- [WHAT THE TASK REQUIRES]:
Each line containing the word "обидит" should be found and copied.

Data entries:
<<<<

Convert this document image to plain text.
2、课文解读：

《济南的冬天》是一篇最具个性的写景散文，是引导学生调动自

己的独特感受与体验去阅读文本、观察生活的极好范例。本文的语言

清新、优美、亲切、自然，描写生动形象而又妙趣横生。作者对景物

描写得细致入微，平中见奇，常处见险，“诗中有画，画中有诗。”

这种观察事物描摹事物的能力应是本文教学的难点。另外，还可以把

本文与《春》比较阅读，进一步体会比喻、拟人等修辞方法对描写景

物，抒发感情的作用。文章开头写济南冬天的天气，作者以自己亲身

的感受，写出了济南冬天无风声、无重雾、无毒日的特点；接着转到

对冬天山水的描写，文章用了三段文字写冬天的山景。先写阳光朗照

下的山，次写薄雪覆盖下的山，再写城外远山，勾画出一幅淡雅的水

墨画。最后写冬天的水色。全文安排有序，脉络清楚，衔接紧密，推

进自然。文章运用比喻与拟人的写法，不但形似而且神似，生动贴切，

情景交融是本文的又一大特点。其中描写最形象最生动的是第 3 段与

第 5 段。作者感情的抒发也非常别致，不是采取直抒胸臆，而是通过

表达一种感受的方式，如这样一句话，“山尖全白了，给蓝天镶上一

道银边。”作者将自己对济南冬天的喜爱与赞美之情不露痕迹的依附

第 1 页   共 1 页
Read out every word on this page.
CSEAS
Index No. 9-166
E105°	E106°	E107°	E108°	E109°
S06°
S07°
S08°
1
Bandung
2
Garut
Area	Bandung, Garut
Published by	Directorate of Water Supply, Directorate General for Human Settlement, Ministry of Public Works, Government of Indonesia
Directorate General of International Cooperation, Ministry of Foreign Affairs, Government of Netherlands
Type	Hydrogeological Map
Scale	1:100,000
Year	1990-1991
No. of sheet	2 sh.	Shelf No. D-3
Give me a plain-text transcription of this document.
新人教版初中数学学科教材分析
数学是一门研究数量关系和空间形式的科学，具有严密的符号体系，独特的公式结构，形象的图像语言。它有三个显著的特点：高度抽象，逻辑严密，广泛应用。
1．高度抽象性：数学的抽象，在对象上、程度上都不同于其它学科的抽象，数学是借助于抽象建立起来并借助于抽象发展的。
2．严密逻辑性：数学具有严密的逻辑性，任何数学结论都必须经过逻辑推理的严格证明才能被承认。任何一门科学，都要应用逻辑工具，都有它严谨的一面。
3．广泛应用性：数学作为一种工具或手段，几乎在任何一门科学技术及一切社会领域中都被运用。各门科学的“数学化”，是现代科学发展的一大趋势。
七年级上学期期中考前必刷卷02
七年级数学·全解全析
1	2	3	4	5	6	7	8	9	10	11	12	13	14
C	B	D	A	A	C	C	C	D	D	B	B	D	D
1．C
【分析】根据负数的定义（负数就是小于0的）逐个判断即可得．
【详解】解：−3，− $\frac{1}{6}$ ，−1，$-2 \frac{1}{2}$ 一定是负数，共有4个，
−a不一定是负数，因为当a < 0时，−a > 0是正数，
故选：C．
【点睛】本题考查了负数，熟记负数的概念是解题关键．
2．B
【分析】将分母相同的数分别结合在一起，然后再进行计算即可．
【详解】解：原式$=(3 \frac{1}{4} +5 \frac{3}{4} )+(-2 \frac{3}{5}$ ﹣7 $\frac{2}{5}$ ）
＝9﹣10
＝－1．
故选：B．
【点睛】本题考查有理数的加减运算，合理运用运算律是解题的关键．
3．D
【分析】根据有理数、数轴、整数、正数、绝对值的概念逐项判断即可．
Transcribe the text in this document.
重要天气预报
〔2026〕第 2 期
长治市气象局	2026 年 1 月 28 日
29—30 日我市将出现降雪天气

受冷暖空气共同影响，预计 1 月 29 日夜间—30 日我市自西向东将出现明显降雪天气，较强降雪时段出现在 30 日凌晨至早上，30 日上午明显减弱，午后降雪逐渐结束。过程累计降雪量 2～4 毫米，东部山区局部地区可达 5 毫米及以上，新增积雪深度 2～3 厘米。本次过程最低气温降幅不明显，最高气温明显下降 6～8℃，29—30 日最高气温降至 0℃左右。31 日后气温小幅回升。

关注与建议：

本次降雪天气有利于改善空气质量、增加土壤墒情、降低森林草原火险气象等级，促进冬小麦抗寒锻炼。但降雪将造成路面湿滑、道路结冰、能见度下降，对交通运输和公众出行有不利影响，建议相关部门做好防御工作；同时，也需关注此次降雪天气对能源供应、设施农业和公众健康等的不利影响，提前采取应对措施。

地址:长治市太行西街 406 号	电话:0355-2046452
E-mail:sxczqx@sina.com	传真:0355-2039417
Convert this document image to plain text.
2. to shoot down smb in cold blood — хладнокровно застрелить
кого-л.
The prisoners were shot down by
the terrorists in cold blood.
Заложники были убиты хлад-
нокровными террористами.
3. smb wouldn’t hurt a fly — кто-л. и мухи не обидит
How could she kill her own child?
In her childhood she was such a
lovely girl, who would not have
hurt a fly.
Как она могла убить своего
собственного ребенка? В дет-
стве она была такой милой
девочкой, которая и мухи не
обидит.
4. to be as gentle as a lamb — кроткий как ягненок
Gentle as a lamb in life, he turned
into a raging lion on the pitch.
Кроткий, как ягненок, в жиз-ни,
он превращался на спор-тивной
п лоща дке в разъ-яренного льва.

>>>>

- [OUTPUT OF THE EXERCISE]:
3. smb wouldn’t hurt a fly — кто-л. и мухи не обидит
обидит.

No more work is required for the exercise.